# [Dataset excerpts]
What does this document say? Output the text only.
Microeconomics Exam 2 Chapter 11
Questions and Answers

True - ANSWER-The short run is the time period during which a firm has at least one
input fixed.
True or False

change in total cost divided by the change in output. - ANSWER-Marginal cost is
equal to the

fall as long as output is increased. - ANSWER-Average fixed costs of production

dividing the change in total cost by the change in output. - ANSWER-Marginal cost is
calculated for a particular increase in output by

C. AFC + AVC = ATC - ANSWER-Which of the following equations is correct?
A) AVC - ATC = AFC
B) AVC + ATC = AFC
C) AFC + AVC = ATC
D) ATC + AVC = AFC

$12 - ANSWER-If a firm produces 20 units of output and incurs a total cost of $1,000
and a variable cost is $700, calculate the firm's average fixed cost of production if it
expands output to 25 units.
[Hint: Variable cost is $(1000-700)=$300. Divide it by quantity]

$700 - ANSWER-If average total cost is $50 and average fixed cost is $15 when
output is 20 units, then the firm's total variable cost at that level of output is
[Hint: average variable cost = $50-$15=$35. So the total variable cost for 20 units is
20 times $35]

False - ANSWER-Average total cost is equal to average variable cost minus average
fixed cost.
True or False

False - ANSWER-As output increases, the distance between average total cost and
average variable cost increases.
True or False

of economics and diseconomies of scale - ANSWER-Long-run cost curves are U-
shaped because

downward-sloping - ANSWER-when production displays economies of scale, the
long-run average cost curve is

# [Exercise objective]
Go through the material above and count the lines that contain "firm"; answer with the number alone.

# [Complete answer]
4